*What the task requires:*
Repeat the entries below exactly as they appear, with no pictures.
========================================
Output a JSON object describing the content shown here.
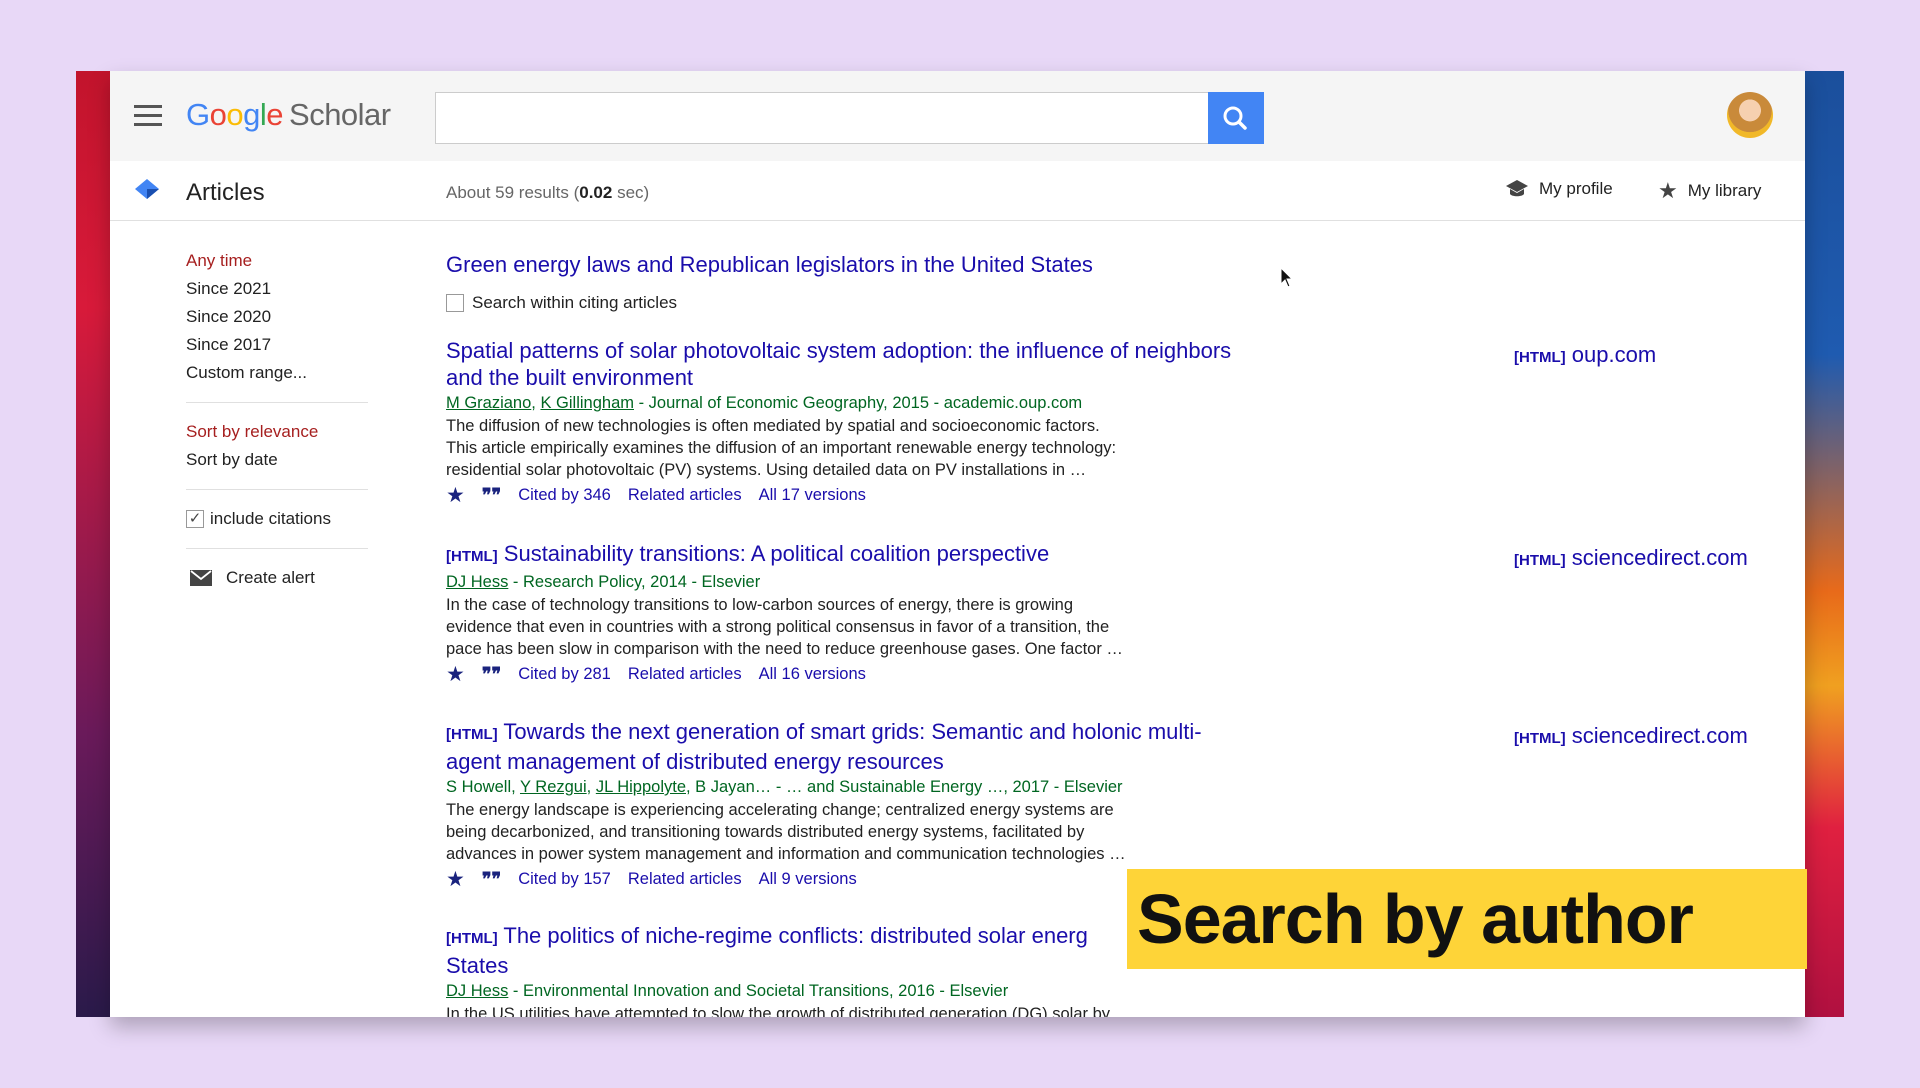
{
  "header": {
    "logo_google": [
      "G",
      "o",
      "o",
      "g",
      "l",
      "e"
    ],
    "logo_scholar": "Scholar",
    "search_value": "",
    "search_placeholder": ""
  },
  "subheader": {
    "section": "Articles",
    "count_prefix": "About 59 results (",
    "count_time": "0.02",
    "count_suffix": " sec)",
    "my_profile": "My profile",
    "my_library": "My library"
  },
  "sidebar": {
    "time_items": [
      "Any time",
      "Since 2021",
      "Since 2020",
      "Since 2017",
      "Custom range..."
    ],
    "sort_items": [
      "Sort by relevance",
      "Sort by date"
    ],
    "include_citations": "include citations",
    "create_alert": "Create alert"
  },
  "main": {
    "query_title": "Green energy laws and Republican legislators in the United States",
    "search_within": "Search within citing articles",
    "results": [
      {
        "tag": "",
        "title_line1": "Spatial patterns of solar photovoltaic system adoption: the influence of neighbors",
        "title_line2": "and the built environment",
        "authors": [
          "M Graziano",
          "K Gillingham"
        ],
        "source": " - Journal of Economic Geography, 2015 - academic.oup.com",
        "snippet": [
          "The diffusion of new technologies is often mediated by spatial and socioeconomic factors.",
          "This article empirically examines the diffusion of an important renewable energy technology:",
          "residential solar photovoltaic (PV) systems. Using detailed data on PV installations in …"
        ],
        "cited": "Cited by 346",
        "related": "Related articles",
        "versions": "All 17 versions",
        "side_tag": "[HTML]",
        "side_domain": "oup.com"
      },
      {
        "tag": "[HTML]",
        "title_line1": "Sustainability transitions: A political coalition perspective",
        "title_line2": "",
        "authors": [
          "DJ Hess"
        ],
        "source": " - Research Policy, 2014 - Elsevier",
        "snippet": [
          "In the case of technology transitions to low-carbon sources of energy, there is growing",
          "evidence that even in countries with a strong political consensus in favor of a transition, the",
          "pace has been slow in comparison with the need to reduce greenhouse gases. One factor …"
        ],
        "cited": "Cited by 281",
        "related": "Related articles",
        "versions": "All 16 versions",
        "side_tag": "[HTML]",
        "side_domain": "sciencedirect.com"
      },
      {
        "tag": "[HTML]",
        "title_line1": "Towards the next generation of smart grids: Semantic and holonic multi-",
        "title_line2": "agent management of distributed energy resources",
        "authors_plain_prefix": "S Howell, ",
        "authors": [
          "Y Rezgui",
          "JL Hippolyte"
        ],
        "authors_plain_suffix": ", B Jayan… - … and Sustainable Energy …, 2017 - Elsevier",
        "snippet": [
          "The energy landscape is experiencing accelerating change; centralized energy systems are",
          "being decarbonized, and transitioning towards distributed energy systems, facilitated by",
          "advances in power system management and information and communication technologies …"
        ],
        "cited": "Cited by 157",
        "related": "Related articles",
        "versions": "All 9 versions",
        "side_tag": "[HTML]",
        "side_domain": "sciencedirect.com"
      },
      {
        "tag": "[HTML]",
        "title_line1": "The politics of niche-regime conflicts: distributed solar energ",
        "title_line2": "States",
        "authors": [
          "DJ Hess"
        ],
        "source": " - Environmental Innovation and Societal Transitions, 2016 - Elsevier",
        "snippet": [
          "In the US utilities have attempted to slow the growth of distributed generation (DG) solar by"
        ]
      }
    ]
  },
  "overlay": {
    "banner": "Search by author"
  },
  "colors": {
    "link": "#1a0dab",
    "meta_green": "#006621",
    "active_red": "#a61f1f",
    "search_blue": "#4285f4",
    "banner_yellow": "#fed438",
    "background_lavender": "#e8d8f7"
  }
}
========================================
*Solution to this task:*
Output a JSON object describing the content shown here.
{
  "header": {
    "logo_google": [
      "G",
      "o",
      "o",
      "g",
      "l",
      "e"
    ],
    "logo_scholar": "Scholar",
    "search_value": "",
    "search_placeholder": ""
  },
  "subheader": {
    "section": "Articles",
    "count_prefix": "About 59 results (",
    "count_time": "0.02",
    "count_suffix": " sec)",
    "my_profile": "My profile",
    "my_library": "My library"
  },
  "sidebar": {
    "time_items": [
      "Any time",
      "Since 2021",
      "Since 2020",
      "Since 2017",
      "Custom range..."
    ],
    "sort_items": [
      "Sort by relevance",
      "Sort by date"
    ],
    "include_citations": "include citations",
    "create_alert": "Create alert"
  },
  "main": {
    "query_title": "Green energy laws and Republican legislators in the United States",
    "search_within": "Search within citing articles",
    "results": [
      {
        "tag": "",
        "title_line1": "Spatial patterns of solar photovoltaic system adoption: the influence of neighbors",
        "title_line2": "and the built environment",
        "authors": [
          "M Graziano",
          "K Gillingham"
        ],
        "source": " - Journal of Economic Geography, 2015 - academic.oup.com",
        "snippet": [
          "The diffusion of new technologies is often mediated by spatial and socioeconomic factors.",
          "This article empirically examines the diffusion of an important renewable energy technology:",
          "residential solar photovoltaic (PV) systems. Using detailed data on PV installations in …"
        ],
        "cited": "Cited by 346",
        "related": "Related articles",
        "versions": "All 17 versions",
        "side_tag": "[HTML]",
        "side_domain": "oup.com"
      },
      {
        "tag": "[HTML]",
        "title_line1": "Sustainability transitions: A political coalition perspective",
        "title_line2": "",
        "authors": [
          "DJ Hess"
        ],
        "source": " - Research Policy, 2014 - Elsevier",
        "snippet": [
          "In the case of technology transitions to low-carbon sources of energy, there is growing",
          "evidence that even in countries with a strong political consensus in favor of a transition, the",
          "pace has been slow in comparison with the need to reduce greenhouse gases. One factor …"
        ],
        "cited": "Cited by 281",
        "related": "Related articles",
        "versions": "All 16 versions",
        "side_tag": "[HTML]",
        "side_domain": "sciencedirect.com"
      },
      {
        "tag": "[HTML]",
        "title_line1": "Towards the next generation of smart grids: Semantic and holonic multi-",
        "title_line2": "agent management of distributed energy resources",
        "authors_plain_prefix": "S Howell, ",
        "authors": [
          "Y Rezgui",
          "JL Hippolyte"
        ],
        "authors_plain_suffix": ", B Jayan… - … and Sustainable Energy …, 2017 - Elsevier",
        "snippet": [
          "The energy landscape is experiencing accelerating change; centralized energy systems are",
          "being decarbonized, and transitioning towards distributed energy systems, facilitated by",
          "advances in power system management and information and communication technologies …"
        ],
        "cited": "Cited by 157",
        "related": "Related articles",
        "versions": "All 9 versions",
        "side_tag": "[HTML]",
        "side_domain": "sciencedirect.com"
      },
      {
        "tag": "[HTML]",
        "title_line1": "The politics of niche-regime conflicts: distributed solar energ",
        "title_line2": "States",
        "authors": [
          "DJ Hess"
        ],
        "source": " - Environmental Innovation and Societal Transitions, 2016 - Elsevier",
        "snippet": [
          "In the US utilities have attempted to slow the growth of distributed generation (DG) solar by"
        ]
      }
    ]
  },
  "overlay": {
    "banner": "Search by author"
  },
  "colors": {
    "link": "#1a0dab",
    "meta_green": "#006621",
    "active_red": "#a61f1f",
    "search_blue": "#4285f4",
    "banner_yellow": "#fed438",
    "background_lavender": "#e8d8f7"
  }
}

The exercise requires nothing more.